> **WHAT TO PRODUCE**
Tell how many lines include the string "from". Answer with a single number.

+++ TASK MATERIAL +++

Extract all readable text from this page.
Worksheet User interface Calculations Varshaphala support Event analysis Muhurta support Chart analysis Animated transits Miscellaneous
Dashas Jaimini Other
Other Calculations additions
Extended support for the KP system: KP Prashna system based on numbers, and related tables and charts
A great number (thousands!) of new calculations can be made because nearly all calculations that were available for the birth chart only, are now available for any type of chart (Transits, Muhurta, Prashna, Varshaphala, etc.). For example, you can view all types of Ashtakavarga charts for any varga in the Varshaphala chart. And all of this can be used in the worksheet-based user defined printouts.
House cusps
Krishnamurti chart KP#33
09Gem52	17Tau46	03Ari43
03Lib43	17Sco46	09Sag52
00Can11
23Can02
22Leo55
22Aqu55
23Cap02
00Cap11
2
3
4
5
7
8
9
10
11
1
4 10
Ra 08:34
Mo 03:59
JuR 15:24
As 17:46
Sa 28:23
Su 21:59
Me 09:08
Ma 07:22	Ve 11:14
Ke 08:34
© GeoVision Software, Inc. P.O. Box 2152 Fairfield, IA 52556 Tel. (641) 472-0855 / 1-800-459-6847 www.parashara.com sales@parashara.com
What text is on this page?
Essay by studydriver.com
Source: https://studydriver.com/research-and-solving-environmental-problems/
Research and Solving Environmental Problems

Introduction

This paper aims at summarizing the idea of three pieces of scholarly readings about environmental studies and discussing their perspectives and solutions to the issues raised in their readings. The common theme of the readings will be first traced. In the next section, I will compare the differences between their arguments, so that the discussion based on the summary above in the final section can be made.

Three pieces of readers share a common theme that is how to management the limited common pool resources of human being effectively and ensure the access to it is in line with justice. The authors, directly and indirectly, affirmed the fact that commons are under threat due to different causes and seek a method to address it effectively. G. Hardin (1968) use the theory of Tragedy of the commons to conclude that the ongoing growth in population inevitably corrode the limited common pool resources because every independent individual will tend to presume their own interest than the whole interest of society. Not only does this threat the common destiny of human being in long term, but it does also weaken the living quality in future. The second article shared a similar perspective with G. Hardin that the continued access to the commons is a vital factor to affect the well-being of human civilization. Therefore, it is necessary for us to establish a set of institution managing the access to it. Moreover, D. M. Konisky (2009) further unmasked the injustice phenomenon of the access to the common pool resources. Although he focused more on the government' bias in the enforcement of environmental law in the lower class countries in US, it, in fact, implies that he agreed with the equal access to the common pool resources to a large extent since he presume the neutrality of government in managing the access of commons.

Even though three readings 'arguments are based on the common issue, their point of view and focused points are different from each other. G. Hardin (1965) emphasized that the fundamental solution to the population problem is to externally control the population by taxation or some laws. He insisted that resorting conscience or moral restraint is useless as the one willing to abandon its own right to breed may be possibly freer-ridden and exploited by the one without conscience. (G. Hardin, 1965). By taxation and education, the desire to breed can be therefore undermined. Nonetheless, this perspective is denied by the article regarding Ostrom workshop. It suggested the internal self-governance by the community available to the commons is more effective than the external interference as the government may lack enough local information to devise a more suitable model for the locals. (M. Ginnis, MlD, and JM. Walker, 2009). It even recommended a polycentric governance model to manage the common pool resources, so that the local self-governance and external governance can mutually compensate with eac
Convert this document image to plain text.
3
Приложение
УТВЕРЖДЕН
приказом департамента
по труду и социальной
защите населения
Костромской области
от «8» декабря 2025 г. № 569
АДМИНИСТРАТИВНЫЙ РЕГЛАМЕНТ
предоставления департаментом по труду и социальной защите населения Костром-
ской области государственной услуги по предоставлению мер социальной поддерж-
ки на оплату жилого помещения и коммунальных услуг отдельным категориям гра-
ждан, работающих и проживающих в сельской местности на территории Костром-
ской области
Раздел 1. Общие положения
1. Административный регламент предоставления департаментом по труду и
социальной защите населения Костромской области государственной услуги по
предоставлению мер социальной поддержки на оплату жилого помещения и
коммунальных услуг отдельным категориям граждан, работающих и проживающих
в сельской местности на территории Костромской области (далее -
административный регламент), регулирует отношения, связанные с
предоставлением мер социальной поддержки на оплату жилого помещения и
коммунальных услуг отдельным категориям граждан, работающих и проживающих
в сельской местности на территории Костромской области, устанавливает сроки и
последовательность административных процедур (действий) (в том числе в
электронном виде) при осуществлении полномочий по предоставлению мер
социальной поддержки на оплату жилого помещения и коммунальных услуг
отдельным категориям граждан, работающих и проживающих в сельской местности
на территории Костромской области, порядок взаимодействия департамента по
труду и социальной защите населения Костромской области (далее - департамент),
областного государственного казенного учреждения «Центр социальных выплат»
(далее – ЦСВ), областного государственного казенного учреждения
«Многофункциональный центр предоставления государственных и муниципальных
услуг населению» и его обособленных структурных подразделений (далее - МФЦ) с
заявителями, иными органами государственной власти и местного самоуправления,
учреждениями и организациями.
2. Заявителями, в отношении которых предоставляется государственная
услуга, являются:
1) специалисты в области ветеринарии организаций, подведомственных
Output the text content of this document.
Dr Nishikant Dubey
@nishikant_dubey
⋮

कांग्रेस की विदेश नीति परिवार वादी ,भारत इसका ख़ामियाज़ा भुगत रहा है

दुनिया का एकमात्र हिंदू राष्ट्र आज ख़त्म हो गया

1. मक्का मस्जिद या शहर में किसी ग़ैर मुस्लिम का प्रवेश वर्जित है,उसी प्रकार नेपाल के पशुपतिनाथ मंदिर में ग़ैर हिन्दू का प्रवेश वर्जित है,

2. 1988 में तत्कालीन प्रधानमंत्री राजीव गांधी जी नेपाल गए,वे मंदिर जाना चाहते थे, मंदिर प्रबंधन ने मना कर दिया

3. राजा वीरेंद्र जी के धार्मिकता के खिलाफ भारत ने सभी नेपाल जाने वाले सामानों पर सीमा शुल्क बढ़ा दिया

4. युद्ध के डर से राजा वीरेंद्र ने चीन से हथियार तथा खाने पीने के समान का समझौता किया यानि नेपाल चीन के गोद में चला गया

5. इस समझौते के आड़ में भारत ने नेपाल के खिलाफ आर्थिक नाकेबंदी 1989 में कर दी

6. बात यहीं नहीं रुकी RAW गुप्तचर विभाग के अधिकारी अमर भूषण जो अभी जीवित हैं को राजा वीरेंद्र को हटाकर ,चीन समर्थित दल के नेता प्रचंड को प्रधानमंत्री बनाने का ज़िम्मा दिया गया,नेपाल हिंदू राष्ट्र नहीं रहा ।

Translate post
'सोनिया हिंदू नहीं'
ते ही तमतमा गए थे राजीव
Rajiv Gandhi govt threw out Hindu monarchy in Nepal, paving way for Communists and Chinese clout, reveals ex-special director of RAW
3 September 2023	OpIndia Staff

+++

> **COMPLETED TASK**
2